What the task asks: Skip the images and return the records below exactly.
### Records supplied
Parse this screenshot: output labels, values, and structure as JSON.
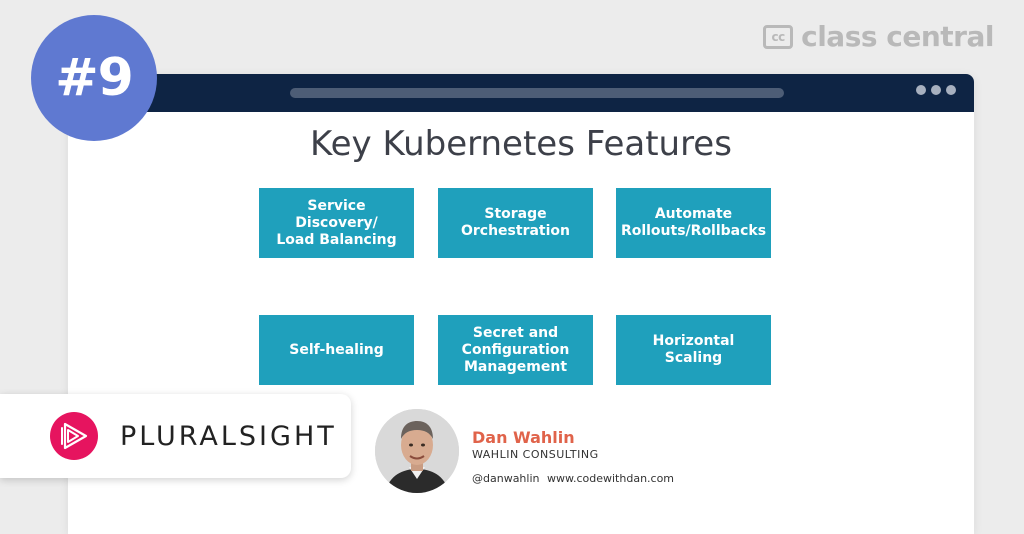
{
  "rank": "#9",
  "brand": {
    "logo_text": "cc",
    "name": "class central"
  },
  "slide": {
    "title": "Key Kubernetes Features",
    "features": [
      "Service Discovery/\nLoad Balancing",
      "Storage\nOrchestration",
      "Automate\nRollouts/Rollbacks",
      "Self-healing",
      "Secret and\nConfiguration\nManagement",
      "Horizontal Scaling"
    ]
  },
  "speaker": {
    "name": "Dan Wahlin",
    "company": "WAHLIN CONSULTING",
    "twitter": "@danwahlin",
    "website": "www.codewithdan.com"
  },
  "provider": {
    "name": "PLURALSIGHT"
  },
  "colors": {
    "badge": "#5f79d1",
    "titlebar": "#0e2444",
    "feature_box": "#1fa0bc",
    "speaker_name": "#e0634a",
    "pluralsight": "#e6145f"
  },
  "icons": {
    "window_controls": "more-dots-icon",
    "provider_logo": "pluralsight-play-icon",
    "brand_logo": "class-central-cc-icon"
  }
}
######
Answer to the exercise:
Parse this screenshot: output labels, values, and structure as JSON.
{
  "rank": "#9",
  "brand": {
    "logo_text": "cc",
    "name": "class central"
  },
  "slide": {
    "title": "Key Kubernetes Features",
    "features": [
      "Service Discovery/\nLoad Balancing",
      "Storage\nOrchestration",
      "Automate\nRollouts/Rollbacks",
      "Self-healing",
      "Secret and\nConfiguration\nManagement",
      "Horizontal Scaling"
    ]
  },
  "speaker": {
    "name": "Dan Wahlin",
    "company": "WAHLIN CONSULTING",
    "twitter": "@danwahlin",
    "website": "www.codewithdan.com"
  },
  "provider": {
    "name": "PLURALSIGHT"
  },
  "colors": {
    "badge": "#5f79d1",
    "titlebar": "#0e2444",
    "feature_box": "#1fa0bc",
    "speaker_name": "#e0634a",
    "pluralsight": "#e6145f"
  },
  "icons": {
    "window_controls": "more-dots-icon",
    "provider_logo": "pluralsight-play-icon",
    "brand_logo": "class-central-cc-icon"
  }
}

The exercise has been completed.